→ Written request: Repeat, exactly and in full, the lines of the listing below, but without any pictures.

─── Raw records

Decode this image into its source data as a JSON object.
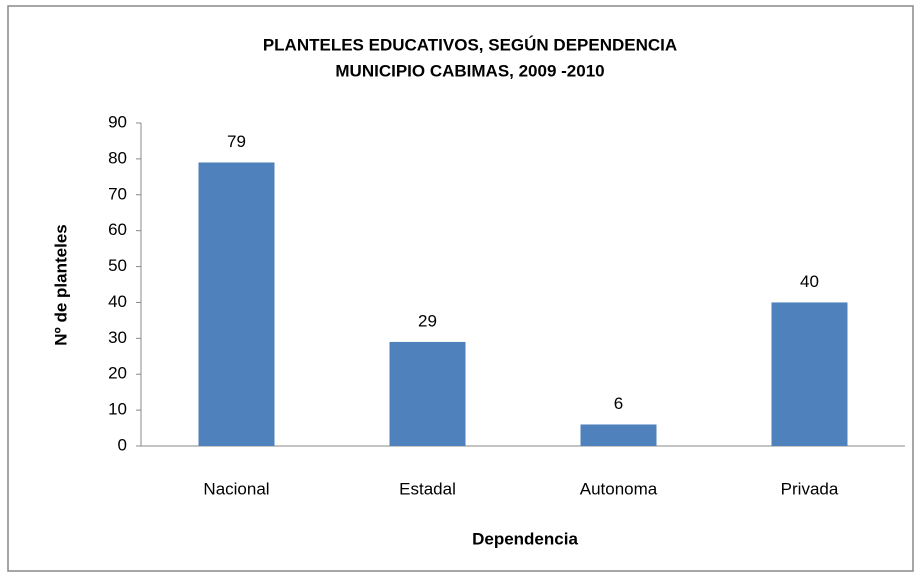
{
  "chart_data": {
    "type": "bar",
    "title": [
      "PLANTELES EDUCATIVOS, SEGÚN DEPENDENCIA",
      "MUNICIPIO CABIMAS, 2009 -2010"
    ],
    "xlabel": "Dependencia",
    "ylabel": "Nº de planteles",
    "categories": [
      "Nacional",
      "Estadal",
      "Autonoma",
      "Privada"
    ],
    "values": [
      79,
      29,
      6,
      40
    ],
    "color": "#4f81bd",
    "ylim": [
      0,
      90
    ],
    "yticks": [
      0,
      10,
      20,
      30,
      40,
      50,
      60,
      70,
      80,
      90
    ],
    "grid": false
  }
}
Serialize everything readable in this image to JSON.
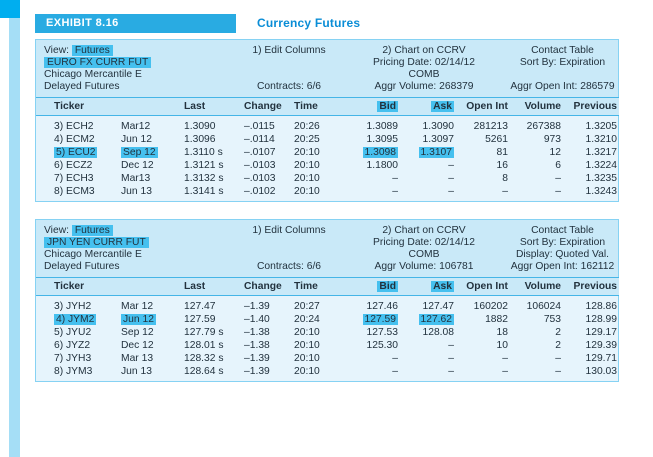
{
  "exhibit": {
    "label": "EXHIBIT 8.16",
    "title": "Currency Futures"
  },
  "colors": {
    "accent_bar": "#29abe2",
    "highlight_chip": "#45c0ef",
    "panel_header_bg": "#c9e9f8",
    "panel_body_bg": "#e6f4fc",
    "title_text": "#0a8dd6"
  },
  "panels": [
    {
      "view_label": "View:",
      "view_value": "Futures",
      "instrument": "EURO FX CURR FUT",
      "exchange": "Chicago Mercantile E",
      "feed": "Delayed Futures",
      "edit_columns": "1) Edit Columns",
      "contracts": "Contracts: 6/6",
      "chart_cmd": "2) Chart on CCRV",
      "pricing_date": "Pricing Date: 02/14/12",
      "comb": "COMB",
      "aggr_volume": "Aggr Volume: 268379",
      "contact_table": "Contact Table",
      "sort_by": "Sort By: Expiration",
      "display_mode": "",
      "aggr_open_int": "Aggr Open Int: 286579",
      "columns": [
        "Ticker",
        "",
        "Last",
        "Change",
        "Time",
        "Bid",
        "Ask",
        "Open Int",
        "Volume",
        "Previous"
      ],
      "rows": [
        {
          "ticker": "3) ECH2",
          "month": "Mar12",
          "last": "1.3090",
          "change": "–.0115",
          "time": "20:26",
          "bid": "1.3089",
          "ask": "1.3090",
          "open_int": "281213",
          "volume": "267388",
          "previous": "1.3205",
          "highlight": false
        },
        {
          "ticker": "4) ECM2",
          "month": "Jun 12",
          "last": "1.3096",
          "change": "–.0114",
          "time": "20:25",
          "bid": "1.3095",
          "ask": "1.3097",
          "open_int": "5261",
          "volume": "973",
          "previous": "1.3210",
          "highlight": false
        },
        {
          "ticker": "5) ECU2",
          "month": "Sep 12",
          "last": "1.3110 s",
          "change": "–.0107",
          "time": "20:10",
          "bid": "1.3098",
          "ask": "1.3107",
          "open_int": "81",
          "volume": "12",
          "previous": "1.3217",
          "highlight": true
        },
        {
          "ticker": "6) ECZ2",
          "month": "Dec 12",
          "last": "1.3121 s",
          "change": "–.0103",
          "time": "20:10",
          "bid": "1.1800",
          "ask": "–",
          "open_int": "16",
          "volume": "6",
          "previous": "1.3224",
          "highlight": false
        },
        {
          "ticker": "7) ECH3",
          "month": "Mar13",
          "last": "1.3132 s",
          "change": "–.0103",
          "time": "20:10",
          "bid": "–",
          "ask": "–",
          "open_int": "8",
          "volume": "–",
          "previous": "1.3235",
          "highlight": false
        },
        {
          "ticker": "8) ECM3",
          "month": "Jun 13",
          "last": "1.3141 s",
          "change": "–.0102",
          "time": "20:10",
          "bid": "–",
          "ask": "–",
          "open_int": "–",
          "volume": "–",
          "previous": "1.3243",
          "highlight": false
        }
      ]
    },
    {
      "view_label": "View:",
      "view_value": "Futures",
      "instrument": "JPN YEN CURR FUT",
      "exchange": "Chicago Mercantile E",
      "feed": "Delayed Futures",
      "edit_columns": "1) Edit Columns",
      "contracts": "Contracts: 6/6",
      "chart_cmd": "2) Chart on CCRV",
      "pricing_date": "Pricing Date: 02/14/12",
      "comb": "COMB",
      "aggr_volume": "Aggr Volume: 106781",
      "contact_table": "Contact Table",
      "sort_by": "Sort By: Expiration",
      "display_mode": "Display: Quoted Val.",
      "aggr_open_int": "Aggr Open Int: 162112",
      "columns": [
        "Ticker",
        "",
        "Last",
        "Change",
        "Time",
        "Bid",
        "Ask",
        "Open Int",
        "Volume",
        "Previous"
      ],
      "rows": [
        {
          "ticker": "3) JYH2",
          "month": "Mar 12",
          "last": "127.47",
          "change": "–1.39",
          "time": "20:27",
          "bid": "127.46",
          "ask": "127.47",
          "open_int": "160202",
          "volume": "106024",
          "previous": "128.86",
          "highlight": false
        },
        {
          "ticker": "4) JYM2",
          "month": "Jun 12",
          "last": "127.59",
          "change": "–1.40",
          "time": "20:24",
          "bid": "127.59",
          "ask": "127.62",
          "open_int": "1882",
          "volume": "753",
          "previous": "128.99",
          "highlight": true
        },
        {
          "ticker": "5) JYU2",
          "month": "Sep 12",
          "last": "127.79 s",
          "change": "–1.38",
          "time": "20:10",
          "bid": "127.53",
          "ask": "128.08",
          "open_int": "18",
          "volume": "2",
          "previous": "129.17",
          "highlight": false
        },
        {
          "ticker": "6) JYZ2",
          "month": "Dec 12",
          "last": "128.01 s",
          "change": "–1.38",
          "time": "20:10",
          "bid": "125.30",
          "ask": "–",
          "open_int": "10",
          "volume": "2",
          "previous": "129.39",
          "highlight": false
        },
        {
          "ticker": "7) JYH3",
          "month": "Mar 13",
          "last": "128.32 s",
          "change": "–1.39",
          "time": "20:10",
          "bid": "–",
          "ask": "–",
          "open_int": "–",
          "volume": "–",
          "previous": "129.71",
          "highlight": false
        },
        {
          "ticker": "8) JYM3",
          "month": "Jun 13",
          "last": "128.64 s",
          "change": "–1.39",
          "time": "20:10",
          "bid": "–",
          "ask": "–",
          "open_int": "–",
          "volume": "–",
          "previous": "130.03",
          "highlight": false
        }
      ]
    }
  ]
}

──────

→ Response below:
Decode this image into its source data as a JSON object.
{
  "chart_data": {
    "type": "bar",
    "title": [
      "PLANTELES EDUCATIVOS, SEGÚN DEPENDENCIA",
      "MUNICIPIO CABIMAS, 2009 -2010"
    ],
    "xlabel": "Dependencia",
    "ylabel": "Nº de planteles",
    "categories": [
      "Nacional",
      "Estadal",
      "Autonoma",
      "Privada"
    ],
    "values": [
      79,
      29,
      6,
      40
    ],
    "color": "#4f81bd",
    "ylim": [
      0,
      90
    ],
    "yticks": [
      0,
      10,
      20,
      30,
      40,
      50,
      60,
      70,
      80,
      90
    ],
    "grid": false
  }
}
Serialize everything readable in this image to JSON.
{
  "exhibit": {
    "label": "EXHIBIT 8.16",
    "title": "Currency Futures"
  },
  "colors": {
    "accent_bar": "#29abe2",
    "highlight_chip": "#45c0ef",
    "panel_header_bg": "#c9e9f8",
    "panel_body_bg": "#e6f4fc",
    "title_text": "#0a8dd6"
  },
  "panels": [
    {
      "view_label": "View:",
      "view_value": "Futures",
      "instrument": "EURO FX CURR FUT",
      "exchange": "Chicago Mercantile E",
      "feed": "Delayed Futures",
      "edit_columns": "1) Edit Columns",
      "contracts": "Contracts: 6/6",
      "chart_cmd": "2) Chart on CCRV",
      "pricing_date": "Pricing Date: 02/14/12",
      "comb": "COMB",
      "aggr_volume": "Aggr Volume: 268379",
      "contact_table": "Contact Table",
      "sort_by": "Sort By: Expiration",
      "display_mode": "",
      "aggr_open_int": "Aggr Open Int: 286579",
      "columns": [
        "Ticker",
        "",
        "Last",
        "Change",
        "Time",
        "Bid",
        "Ask",
        "Open Int",
        "Volume",
        "Previous"
      ],
      "rows": [
        {
          "ticker": "3) ECH2",
          "month": "Mar12",
          "last": "1.3090",
          "change": "–.0115",
          "time": "20:26",
          "bid": "1.3089",
          "ask": "1.3090",
          "open_int": "281213",
          "volume": "267388",
          "previous": "1.3205",
          "highlight": false
        },
        {
          "ticker": "4) ECM2",
          "month": "Jun 12",
          "last": "1.3096",
          "change": "–.0114",
          "time": "20:25",
          "bid": "1.3095",
          "ask": "1.3097",
          "open_int": "5261",
          "volume": "973",
          "previous": "1.3210",
          "highlight": false
        },
        {
          "ticker": "5) ECU2",
          "month": "Sep 12",
          "last": "1.3110 s",
          "change": "–.0107",
          "time": "20:10",
          "bid": "1.3098",
          "ask": "1.3107",
          "open_int": "81",
          "volume": "12",
          "previous": "1.3217",
          "highlight": true
        },
        {
          "ticker": "6) ECZ2",
          "month": "Dec 12",
          "last": "1.3121 s",
          "change": "–.0103",
          "time": "20:10",
          "bid": "1.1800",
          "ask": "–",
          "open_int": "16",
          "volume": "6",
          "previous": "1.3224",
          "highlight": false
        },
        {
          "ticker": "7) ECH3",
          "month": "Mar13",
          "last": "1.3132 s",
          "change": "–.0103",
          "time": "20:10",
          "bid": "–",
          "ask": "–",
          "open_int": "8",
          "volume": "–",
          "previous": "1.3235",
          "highlight": false
        },
        {
          "ticker": "8) ECM3",
          "month": "Jun 13",
          "last": "1.3141 s",
          "change": "–.0102",
          "time": "20:10",
          "bid": "–",
          "ask": "–",
          "open_int": "–",
          "volume": "–",
          "previous": "1.3243",
          "highlight": false
        }
      ]
    },
    {
      "view_label": "View:",
      "view_value": "Futures",
      "instrument": "JPN YEN CURR FUT",
      "exchange": "Chicago Mercantile E",
      "feed": "Delayed Futures",
      "edit_columns": "1) Edit Columns",
      "contracts": "Contracts: 6/6",
      "chart_cmd": "2) Chart on CCRV",
      "pricing_date": "Pricing Date: 02/14/12",
      "comb": "COMB",
      "aggr_volume": "Aggr Volume: 106781",
      "contact_table": "Contact Table",
      "sort_by": "Sort By: Expiration",
      "display_mode": "Display: Quoted Val.",
      "aggr_open_int": "Aggr Open Int: 162112",
      "columns": [
        "Ticker",
        "",
        "Last",
        "Change",
        "Time",
        "Bid",
        "Ask",
        "Open Int",
        "Volume",
        "Previous"
      ],
      "rows": [
        {
          "ticker": "3) JYH2",
          "month": "Mar 12",
          "last": "127.47",
          "change": "–1.39",
          "time": "20:27",
          "bid": "127.46",
          "ask": "127.47",
          "open_int": "160202",
          "volume": "106024",
          "previous": "128.86",
          "highlight": false
        },
        {
          "ticker": "4) JYM2",
          "month": "Jun 12",
          "last": "127.59",
          "change": "–1.40",
          "time": "20:24",
          "bid": "127.59",
          "ask": "127.62",
          "open_int": "1882",
          "volume": "753",
          "previous": "128.99",
          "highlight": true
        },
        {
          "ticker": "5) JYU2",
          "month": "Sep 12",
          "last": "127.79 s",
          "change": "–1.38",
          "time": "20:10",
          "bid": "127.53",
          "ask": "128.08",
          "open_int": "18",
          "volume": "2",
          "previous": "129.17",
          "highlight": false
        },
        {
          "ticker": "6) JYZ2",
          "month": "Dec 12",
          "last": "128.01 s",
          "change": "–1.38",
          "time": "20:10",
          "bid": "125.30",
          "ask": "–",
          "open_int": "10",
          "volume": "2",
          "previous": "129.39",
          "highlight": false
        },
        {
          "ticker": "7) JYH3",
          "month": "Mar 13",
          "last": "128.32 s",
          "change": "–1.39",
          "time": "20:10",
          "bid": "–",
          "ask": "–",
          "open_int": "–",
          "volume": "–",
          "previous": "129.71",
          "highlight": false
        },
        {
          "ticker": "8) JYM3",
          "month": "Jun 13",
          "last": "128.64 s",
          "change": "–1.39",
          "time": "20:10",
          "bid": "–",
          "ask": "–",
          "open_int": "–",
          "volume": "–",
          "previous": "130.03",
          "highlight": false
        }
      ]
    }
  ]
}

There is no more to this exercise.